---- Information supplied

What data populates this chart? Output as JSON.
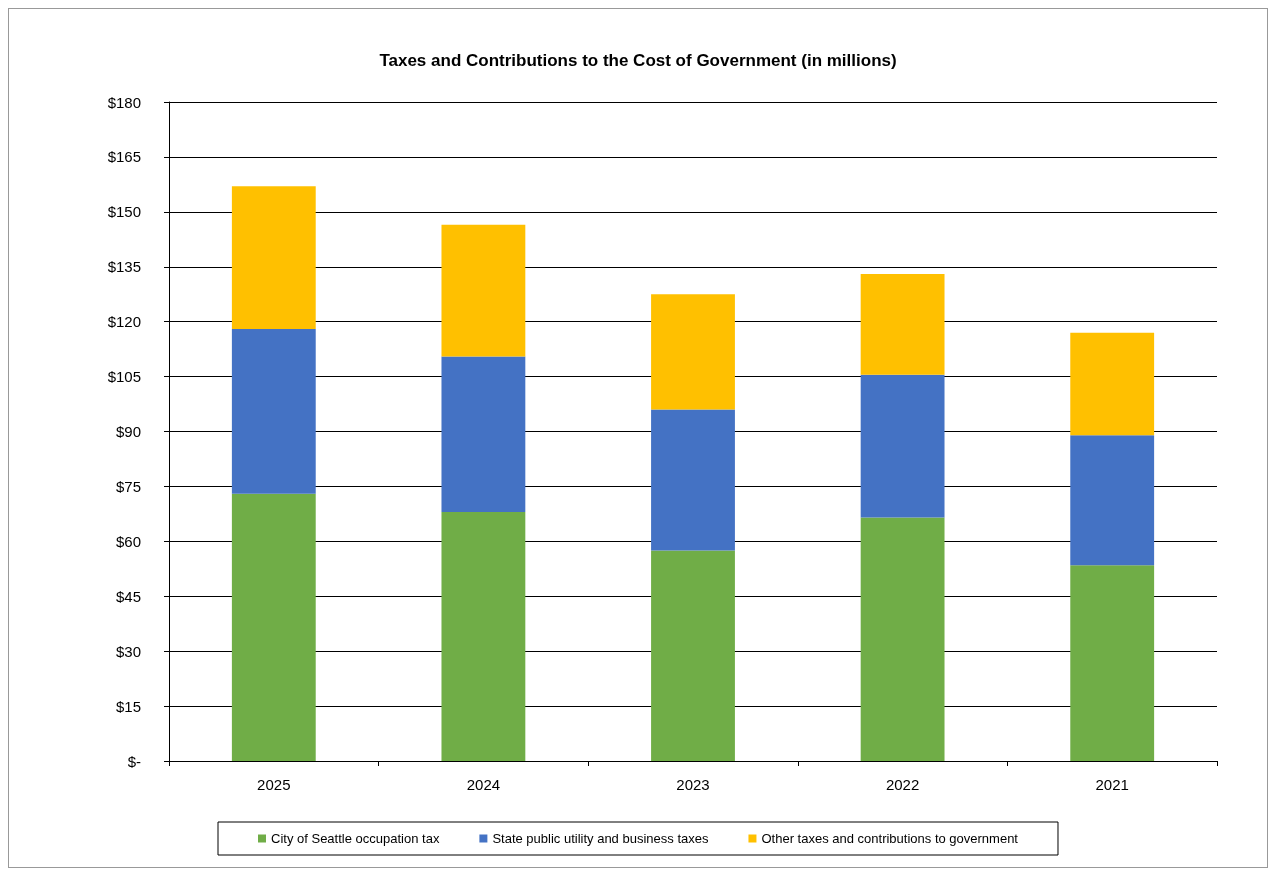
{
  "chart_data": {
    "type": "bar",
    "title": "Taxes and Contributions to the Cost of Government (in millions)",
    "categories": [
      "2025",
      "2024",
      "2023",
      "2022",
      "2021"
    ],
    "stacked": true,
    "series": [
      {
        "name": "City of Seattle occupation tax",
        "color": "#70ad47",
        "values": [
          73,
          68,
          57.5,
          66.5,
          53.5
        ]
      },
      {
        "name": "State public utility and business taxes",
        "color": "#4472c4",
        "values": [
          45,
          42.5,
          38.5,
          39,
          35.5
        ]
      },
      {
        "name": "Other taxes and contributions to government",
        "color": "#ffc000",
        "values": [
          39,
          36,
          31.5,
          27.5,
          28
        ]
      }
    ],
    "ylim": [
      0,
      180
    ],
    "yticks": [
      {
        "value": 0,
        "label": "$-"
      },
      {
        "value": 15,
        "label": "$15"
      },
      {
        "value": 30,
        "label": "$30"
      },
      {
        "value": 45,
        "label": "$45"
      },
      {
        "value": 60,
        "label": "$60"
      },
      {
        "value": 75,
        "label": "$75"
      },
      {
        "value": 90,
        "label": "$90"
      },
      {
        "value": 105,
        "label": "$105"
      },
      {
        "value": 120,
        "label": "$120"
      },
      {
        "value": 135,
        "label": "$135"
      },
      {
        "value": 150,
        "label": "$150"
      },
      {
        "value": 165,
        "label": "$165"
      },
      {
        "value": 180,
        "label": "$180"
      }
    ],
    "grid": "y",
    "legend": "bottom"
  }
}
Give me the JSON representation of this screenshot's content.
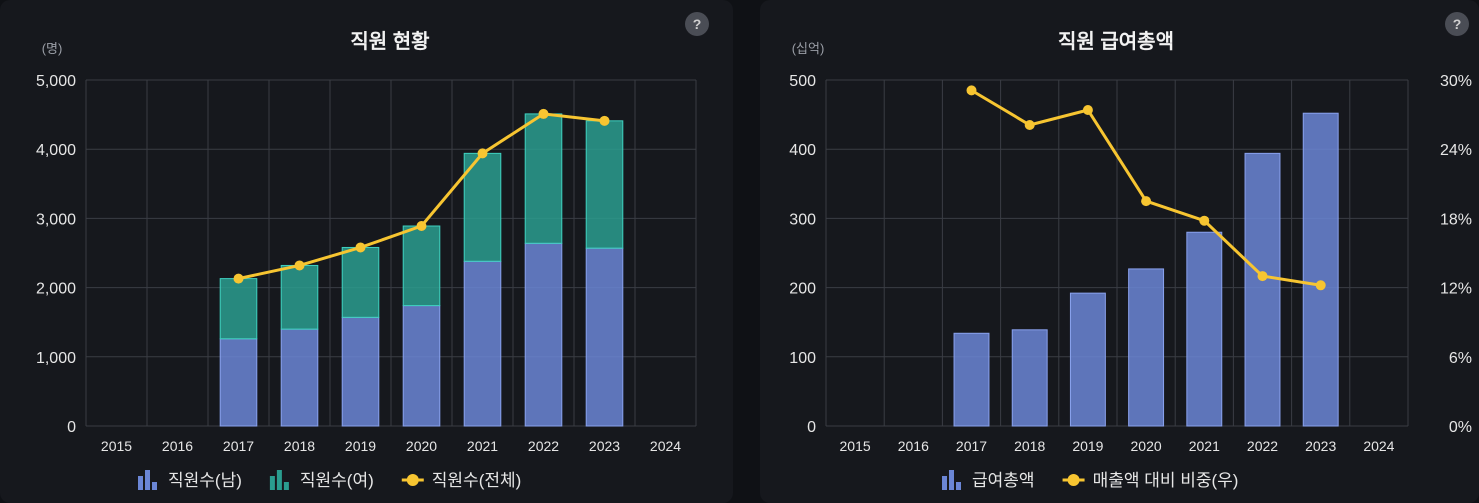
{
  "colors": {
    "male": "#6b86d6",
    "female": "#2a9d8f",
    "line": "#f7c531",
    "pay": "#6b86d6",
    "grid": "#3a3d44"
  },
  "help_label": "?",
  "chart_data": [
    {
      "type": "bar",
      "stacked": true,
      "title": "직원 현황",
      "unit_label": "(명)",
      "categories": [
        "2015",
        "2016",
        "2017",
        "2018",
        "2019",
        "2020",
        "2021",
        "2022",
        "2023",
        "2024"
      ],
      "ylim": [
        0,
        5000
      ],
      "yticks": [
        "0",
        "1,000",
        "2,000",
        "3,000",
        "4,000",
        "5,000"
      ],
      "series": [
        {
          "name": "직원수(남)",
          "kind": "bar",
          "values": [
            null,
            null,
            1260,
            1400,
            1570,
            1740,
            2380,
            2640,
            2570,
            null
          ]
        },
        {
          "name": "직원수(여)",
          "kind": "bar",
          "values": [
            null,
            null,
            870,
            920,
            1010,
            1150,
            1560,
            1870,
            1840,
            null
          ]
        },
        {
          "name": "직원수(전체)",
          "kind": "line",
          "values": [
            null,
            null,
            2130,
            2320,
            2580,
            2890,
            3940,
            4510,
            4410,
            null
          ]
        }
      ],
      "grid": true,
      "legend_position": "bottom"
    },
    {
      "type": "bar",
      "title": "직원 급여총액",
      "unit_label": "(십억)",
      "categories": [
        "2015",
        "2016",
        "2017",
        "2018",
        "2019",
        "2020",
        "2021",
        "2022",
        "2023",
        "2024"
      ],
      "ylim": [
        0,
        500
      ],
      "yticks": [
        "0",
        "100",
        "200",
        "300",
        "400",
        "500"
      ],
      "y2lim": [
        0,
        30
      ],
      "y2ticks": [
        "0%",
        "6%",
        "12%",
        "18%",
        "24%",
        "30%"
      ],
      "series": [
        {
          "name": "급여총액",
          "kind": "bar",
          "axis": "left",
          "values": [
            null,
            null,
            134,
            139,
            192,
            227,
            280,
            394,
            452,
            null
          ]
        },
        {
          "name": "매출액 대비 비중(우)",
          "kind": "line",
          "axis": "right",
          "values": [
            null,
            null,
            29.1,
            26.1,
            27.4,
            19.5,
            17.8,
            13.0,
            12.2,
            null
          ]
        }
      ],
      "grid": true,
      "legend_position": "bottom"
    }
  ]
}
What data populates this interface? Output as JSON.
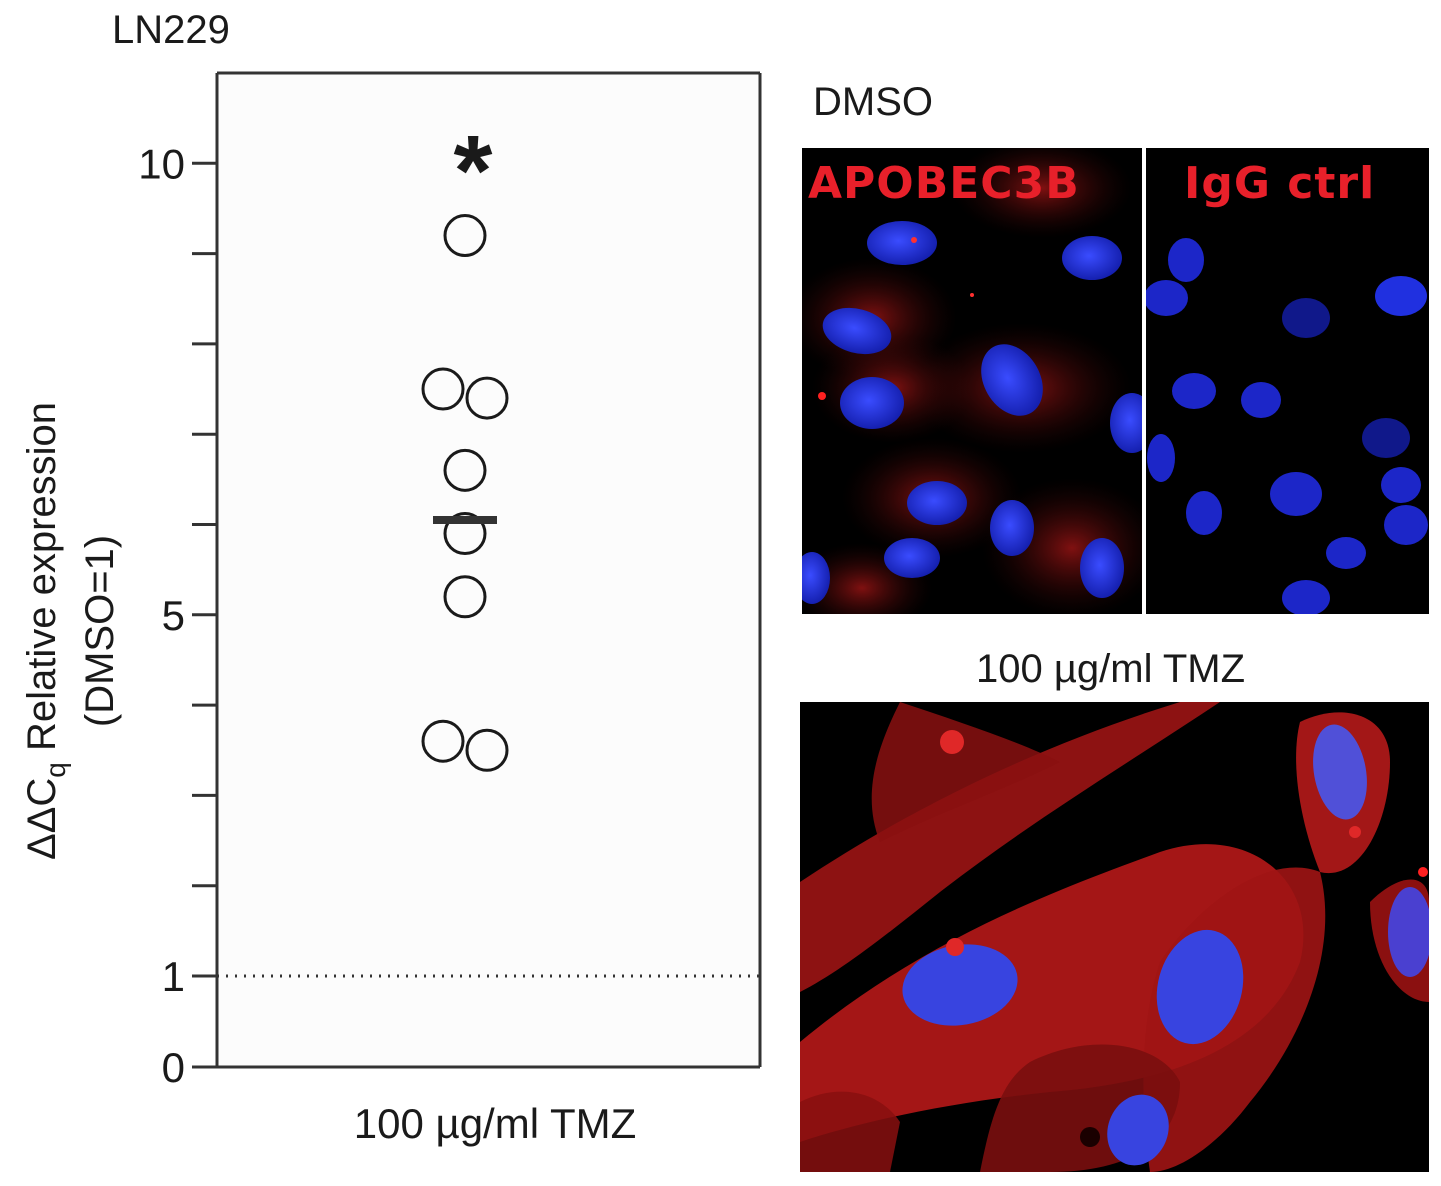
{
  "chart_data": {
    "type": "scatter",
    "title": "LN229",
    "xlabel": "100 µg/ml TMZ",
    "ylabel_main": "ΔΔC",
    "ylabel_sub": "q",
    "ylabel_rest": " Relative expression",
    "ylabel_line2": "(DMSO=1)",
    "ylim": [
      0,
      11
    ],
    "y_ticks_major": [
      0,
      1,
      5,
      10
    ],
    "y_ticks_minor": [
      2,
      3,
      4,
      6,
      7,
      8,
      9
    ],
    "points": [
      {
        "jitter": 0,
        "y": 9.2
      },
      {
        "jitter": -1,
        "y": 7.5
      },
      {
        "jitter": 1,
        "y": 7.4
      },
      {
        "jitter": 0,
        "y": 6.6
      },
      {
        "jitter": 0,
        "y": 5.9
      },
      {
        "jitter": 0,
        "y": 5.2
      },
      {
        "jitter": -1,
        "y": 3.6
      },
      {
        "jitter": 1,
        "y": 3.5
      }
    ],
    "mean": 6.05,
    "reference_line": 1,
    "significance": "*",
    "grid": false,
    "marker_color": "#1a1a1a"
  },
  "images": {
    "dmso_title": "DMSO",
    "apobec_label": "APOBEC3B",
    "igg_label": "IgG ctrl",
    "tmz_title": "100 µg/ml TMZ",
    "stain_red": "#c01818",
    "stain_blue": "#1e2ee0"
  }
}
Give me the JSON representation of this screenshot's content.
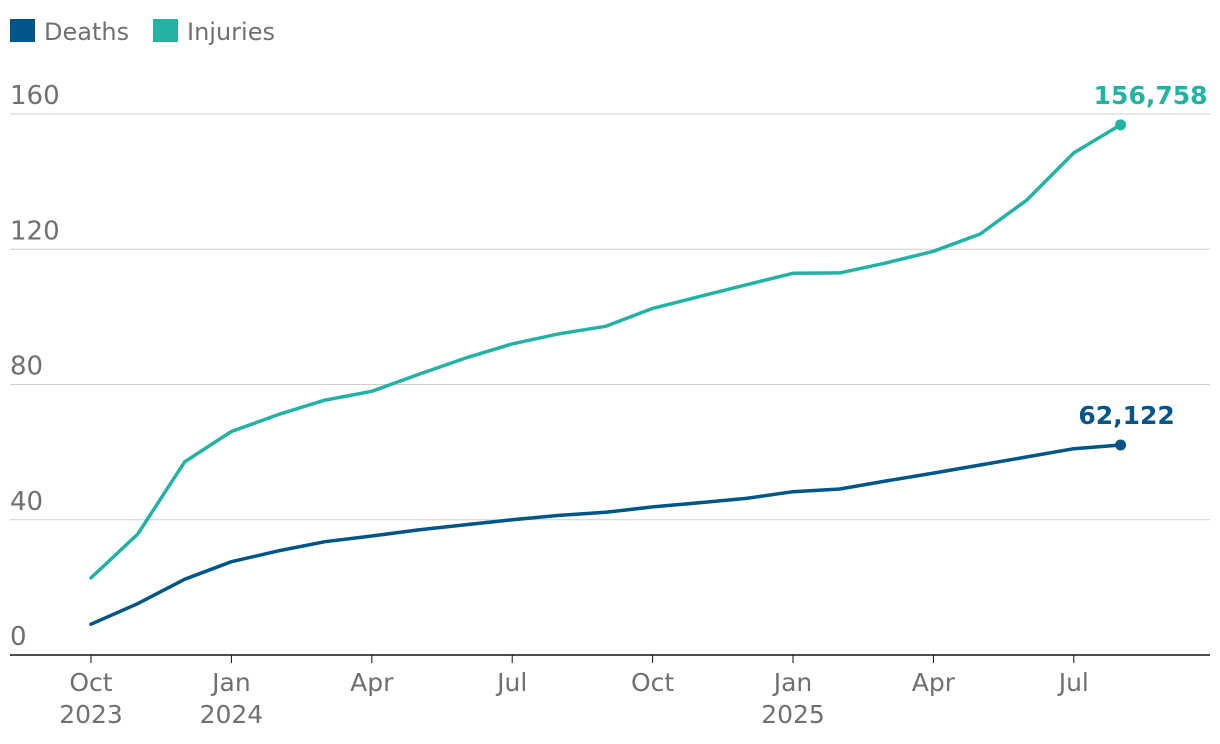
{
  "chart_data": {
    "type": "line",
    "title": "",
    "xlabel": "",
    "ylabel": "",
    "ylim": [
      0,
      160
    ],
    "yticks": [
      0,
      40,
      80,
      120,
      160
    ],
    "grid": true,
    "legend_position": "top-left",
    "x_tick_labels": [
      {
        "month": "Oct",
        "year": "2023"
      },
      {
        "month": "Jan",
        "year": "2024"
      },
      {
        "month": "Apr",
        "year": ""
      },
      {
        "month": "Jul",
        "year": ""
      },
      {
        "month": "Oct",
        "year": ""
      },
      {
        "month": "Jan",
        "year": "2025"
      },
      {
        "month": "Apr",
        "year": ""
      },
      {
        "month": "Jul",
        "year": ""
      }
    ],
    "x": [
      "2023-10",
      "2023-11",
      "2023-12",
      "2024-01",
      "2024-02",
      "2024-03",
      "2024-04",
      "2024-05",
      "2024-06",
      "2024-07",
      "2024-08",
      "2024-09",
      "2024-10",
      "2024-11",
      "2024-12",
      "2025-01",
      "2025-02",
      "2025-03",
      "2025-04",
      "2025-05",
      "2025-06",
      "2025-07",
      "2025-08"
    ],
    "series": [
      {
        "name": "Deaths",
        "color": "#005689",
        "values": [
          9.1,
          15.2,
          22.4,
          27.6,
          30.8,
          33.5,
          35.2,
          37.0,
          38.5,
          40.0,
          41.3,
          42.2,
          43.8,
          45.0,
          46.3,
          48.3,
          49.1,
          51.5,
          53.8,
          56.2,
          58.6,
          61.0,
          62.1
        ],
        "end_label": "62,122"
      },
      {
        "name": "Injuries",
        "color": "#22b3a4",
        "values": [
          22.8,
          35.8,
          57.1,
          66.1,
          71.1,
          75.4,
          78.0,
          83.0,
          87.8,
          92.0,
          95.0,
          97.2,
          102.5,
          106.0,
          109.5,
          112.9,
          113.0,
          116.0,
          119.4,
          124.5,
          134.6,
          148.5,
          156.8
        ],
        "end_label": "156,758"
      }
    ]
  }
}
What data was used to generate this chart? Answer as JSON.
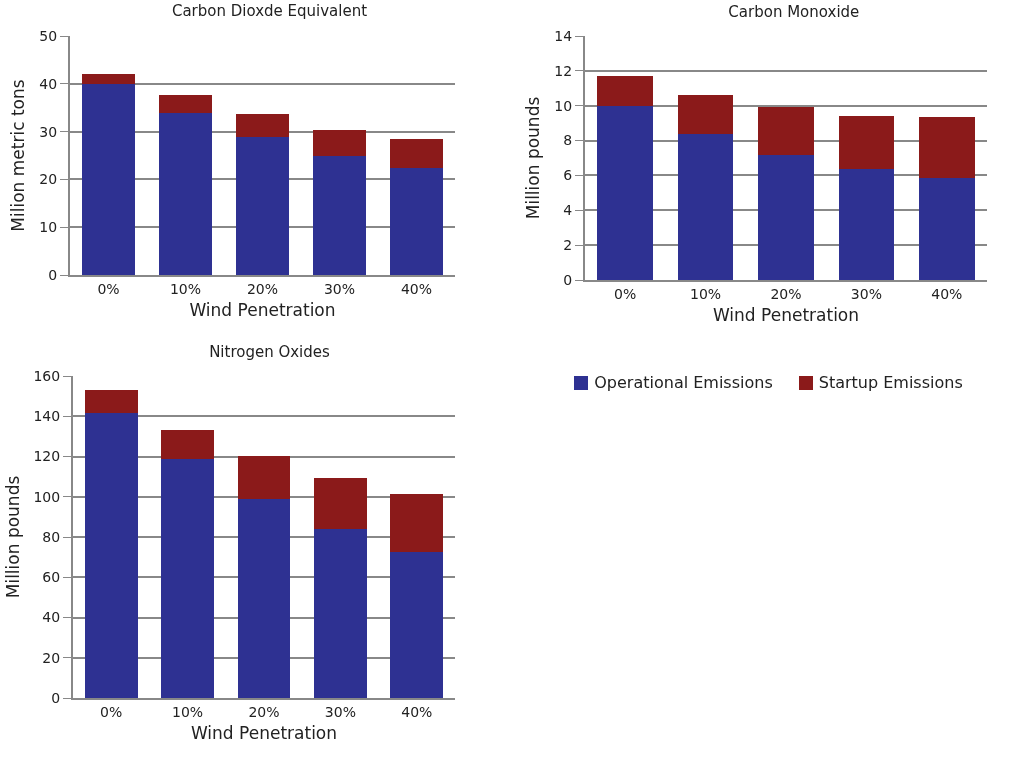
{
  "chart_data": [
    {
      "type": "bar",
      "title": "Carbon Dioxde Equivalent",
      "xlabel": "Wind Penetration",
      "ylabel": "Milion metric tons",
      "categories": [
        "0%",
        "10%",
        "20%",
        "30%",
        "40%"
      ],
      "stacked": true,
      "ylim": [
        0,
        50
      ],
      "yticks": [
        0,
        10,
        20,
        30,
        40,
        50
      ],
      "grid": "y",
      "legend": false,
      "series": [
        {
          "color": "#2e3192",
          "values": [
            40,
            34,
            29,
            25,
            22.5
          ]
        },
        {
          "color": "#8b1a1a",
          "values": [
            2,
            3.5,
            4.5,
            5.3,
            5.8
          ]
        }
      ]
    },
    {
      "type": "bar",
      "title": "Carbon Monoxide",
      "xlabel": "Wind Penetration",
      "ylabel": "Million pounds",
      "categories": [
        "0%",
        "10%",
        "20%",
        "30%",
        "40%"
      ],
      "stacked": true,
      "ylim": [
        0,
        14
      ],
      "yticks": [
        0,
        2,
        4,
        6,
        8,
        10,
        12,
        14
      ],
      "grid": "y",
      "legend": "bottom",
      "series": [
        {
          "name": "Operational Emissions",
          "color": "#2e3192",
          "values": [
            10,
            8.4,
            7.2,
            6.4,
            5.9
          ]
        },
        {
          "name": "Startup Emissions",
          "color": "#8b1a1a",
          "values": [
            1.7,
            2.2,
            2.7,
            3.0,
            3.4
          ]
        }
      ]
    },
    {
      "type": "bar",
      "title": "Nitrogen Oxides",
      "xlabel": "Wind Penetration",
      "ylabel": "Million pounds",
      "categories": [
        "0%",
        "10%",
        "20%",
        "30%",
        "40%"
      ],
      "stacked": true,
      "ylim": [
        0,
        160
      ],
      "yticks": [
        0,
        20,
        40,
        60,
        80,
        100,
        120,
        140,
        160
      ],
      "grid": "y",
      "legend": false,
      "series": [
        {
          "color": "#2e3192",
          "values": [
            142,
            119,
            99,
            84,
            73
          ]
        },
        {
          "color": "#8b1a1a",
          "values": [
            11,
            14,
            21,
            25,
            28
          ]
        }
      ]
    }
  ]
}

--------

Pull out all lines containing the word "populates" from the entries above.

▶ _Exercise response_
What data populates this chart? Output as JSON.
What data populates this interface? Output as JSON.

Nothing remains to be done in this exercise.